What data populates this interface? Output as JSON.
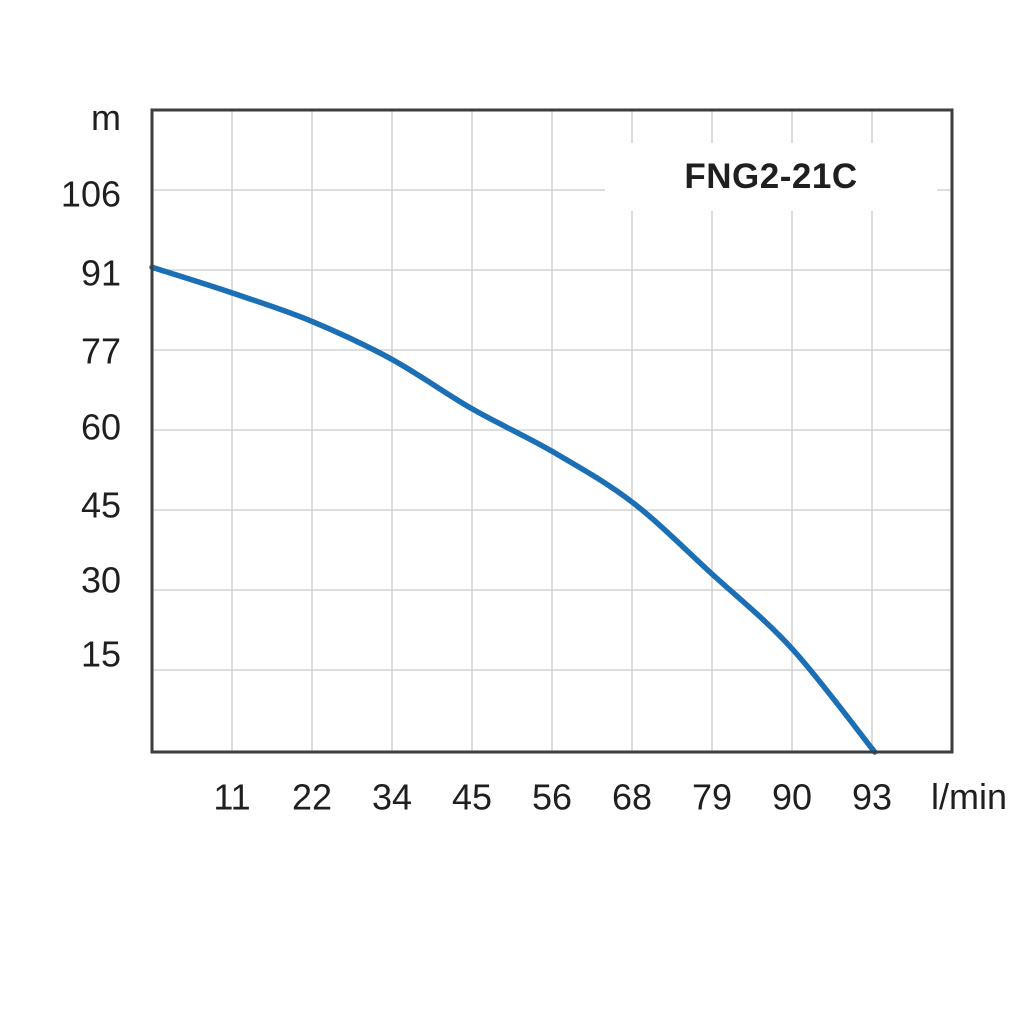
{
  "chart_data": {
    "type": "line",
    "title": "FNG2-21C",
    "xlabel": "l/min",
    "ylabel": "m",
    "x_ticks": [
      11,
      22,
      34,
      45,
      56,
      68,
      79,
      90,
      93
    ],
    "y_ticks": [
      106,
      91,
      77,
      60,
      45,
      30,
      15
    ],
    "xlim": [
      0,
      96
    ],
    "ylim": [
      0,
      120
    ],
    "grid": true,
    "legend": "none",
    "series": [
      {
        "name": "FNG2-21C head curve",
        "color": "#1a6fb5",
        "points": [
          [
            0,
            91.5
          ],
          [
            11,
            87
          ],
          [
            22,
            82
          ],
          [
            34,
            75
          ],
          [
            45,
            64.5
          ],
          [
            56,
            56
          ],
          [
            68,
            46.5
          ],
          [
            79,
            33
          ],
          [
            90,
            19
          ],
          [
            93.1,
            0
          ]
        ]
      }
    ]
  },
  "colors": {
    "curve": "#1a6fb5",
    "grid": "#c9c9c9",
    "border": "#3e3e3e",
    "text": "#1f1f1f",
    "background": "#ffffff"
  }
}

---

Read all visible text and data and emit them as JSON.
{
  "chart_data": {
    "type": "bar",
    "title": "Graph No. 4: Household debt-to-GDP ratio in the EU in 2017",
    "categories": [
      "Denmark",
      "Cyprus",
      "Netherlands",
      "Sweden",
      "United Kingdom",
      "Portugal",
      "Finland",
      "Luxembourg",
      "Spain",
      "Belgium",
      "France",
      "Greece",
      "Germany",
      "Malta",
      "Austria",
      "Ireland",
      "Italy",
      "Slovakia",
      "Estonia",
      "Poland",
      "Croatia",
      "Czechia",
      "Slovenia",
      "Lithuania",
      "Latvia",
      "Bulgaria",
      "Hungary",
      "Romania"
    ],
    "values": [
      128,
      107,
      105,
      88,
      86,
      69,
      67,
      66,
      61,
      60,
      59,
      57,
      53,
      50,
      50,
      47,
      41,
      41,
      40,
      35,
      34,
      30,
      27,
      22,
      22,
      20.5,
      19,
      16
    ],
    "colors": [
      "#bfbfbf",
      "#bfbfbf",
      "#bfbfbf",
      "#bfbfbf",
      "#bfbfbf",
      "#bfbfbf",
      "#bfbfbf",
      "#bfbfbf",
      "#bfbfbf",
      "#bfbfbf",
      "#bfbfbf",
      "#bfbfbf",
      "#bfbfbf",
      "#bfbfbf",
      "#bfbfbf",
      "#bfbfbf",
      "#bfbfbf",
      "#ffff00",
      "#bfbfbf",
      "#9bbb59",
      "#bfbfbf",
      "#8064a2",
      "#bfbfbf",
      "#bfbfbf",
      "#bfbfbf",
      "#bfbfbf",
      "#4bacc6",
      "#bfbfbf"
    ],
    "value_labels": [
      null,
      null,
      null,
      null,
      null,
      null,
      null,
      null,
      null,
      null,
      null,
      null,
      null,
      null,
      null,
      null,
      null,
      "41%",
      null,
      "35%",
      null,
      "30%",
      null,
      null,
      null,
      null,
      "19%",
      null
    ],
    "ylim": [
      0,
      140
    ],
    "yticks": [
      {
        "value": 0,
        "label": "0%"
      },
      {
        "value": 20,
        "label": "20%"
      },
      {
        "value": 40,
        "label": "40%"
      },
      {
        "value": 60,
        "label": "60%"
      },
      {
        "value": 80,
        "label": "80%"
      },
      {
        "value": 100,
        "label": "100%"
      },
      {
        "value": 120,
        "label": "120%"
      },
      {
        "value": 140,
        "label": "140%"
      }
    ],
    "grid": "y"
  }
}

* * *

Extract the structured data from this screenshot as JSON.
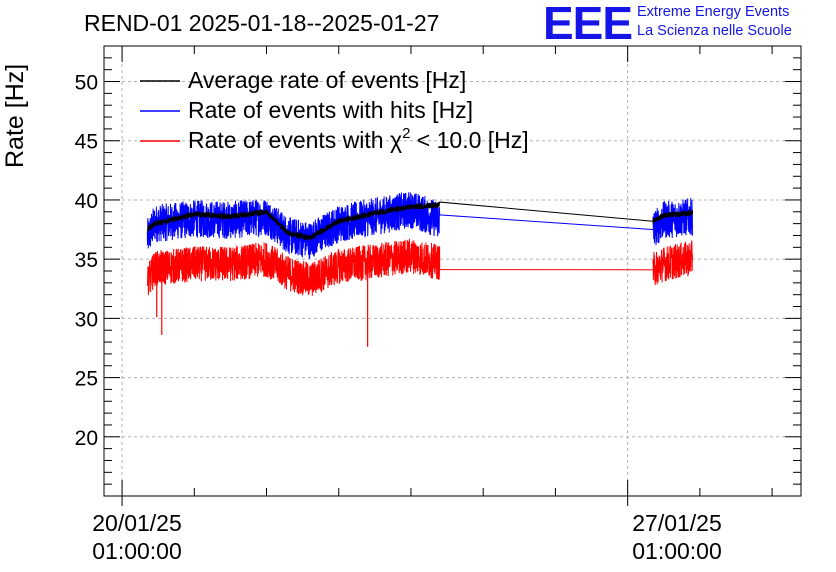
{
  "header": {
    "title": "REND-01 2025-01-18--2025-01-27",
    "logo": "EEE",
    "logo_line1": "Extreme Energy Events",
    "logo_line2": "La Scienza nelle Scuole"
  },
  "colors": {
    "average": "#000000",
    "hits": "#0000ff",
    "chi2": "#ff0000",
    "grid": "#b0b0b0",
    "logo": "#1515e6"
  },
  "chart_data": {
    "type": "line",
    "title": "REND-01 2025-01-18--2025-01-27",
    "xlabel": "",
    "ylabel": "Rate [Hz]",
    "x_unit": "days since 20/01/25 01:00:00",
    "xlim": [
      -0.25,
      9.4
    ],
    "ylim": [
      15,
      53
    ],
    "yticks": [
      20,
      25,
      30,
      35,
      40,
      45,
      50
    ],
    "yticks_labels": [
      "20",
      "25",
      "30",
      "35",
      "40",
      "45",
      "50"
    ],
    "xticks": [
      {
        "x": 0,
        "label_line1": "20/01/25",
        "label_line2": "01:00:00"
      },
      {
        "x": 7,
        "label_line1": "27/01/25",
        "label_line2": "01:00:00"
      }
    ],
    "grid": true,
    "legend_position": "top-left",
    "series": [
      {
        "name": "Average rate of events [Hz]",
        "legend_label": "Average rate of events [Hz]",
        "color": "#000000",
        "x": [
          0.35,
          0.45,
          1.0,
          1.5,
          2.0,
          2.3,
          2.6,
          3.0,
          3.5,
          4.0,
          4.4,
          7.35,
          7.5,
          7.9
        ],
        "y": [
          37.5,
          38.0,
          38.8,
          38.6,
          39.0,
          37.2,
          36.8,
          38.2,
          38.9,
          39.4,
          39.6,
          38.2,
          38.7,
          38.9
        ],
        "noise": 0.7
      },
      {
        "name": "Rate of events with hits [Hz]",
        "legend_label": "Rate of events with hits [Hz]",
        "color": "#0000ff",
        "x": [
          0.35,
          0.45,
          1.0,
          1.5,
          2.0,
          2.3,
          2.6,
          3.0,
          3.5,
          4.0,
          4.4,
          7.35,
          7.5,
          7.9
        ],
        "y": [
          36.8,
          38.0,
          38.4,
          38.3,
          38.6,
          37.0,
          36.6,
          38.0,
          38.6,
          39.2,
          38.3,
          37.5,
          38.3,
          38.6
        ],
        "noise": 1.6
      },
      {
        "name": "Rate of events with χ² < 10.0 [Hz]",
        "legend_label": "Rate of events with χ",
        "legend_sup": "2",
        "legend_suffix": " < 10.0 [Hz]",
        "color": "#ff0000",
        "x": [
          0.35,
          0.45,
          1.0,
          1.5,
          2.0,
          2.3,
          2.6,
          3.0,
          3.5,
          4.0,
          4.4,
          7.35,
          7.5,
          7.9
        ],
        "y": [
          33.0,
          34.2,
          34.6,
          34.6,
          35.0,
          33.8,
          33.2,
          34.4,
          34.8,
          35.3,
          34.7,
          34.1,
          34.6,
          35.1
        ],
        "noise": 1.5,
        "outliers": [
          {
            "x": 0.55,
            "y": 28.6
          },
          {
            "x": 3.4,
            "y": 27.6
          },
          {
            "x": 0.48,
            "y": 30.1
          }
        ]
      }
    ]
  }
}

__Work to be completed__: Which lines hold the word "JSON"? Copy all of them.

__Output of the exercise__:
What data populates this interface? Output as JSON.
Read all visible text and data and emit them as JSON.
Extract the structured data from this screenshot as JSON.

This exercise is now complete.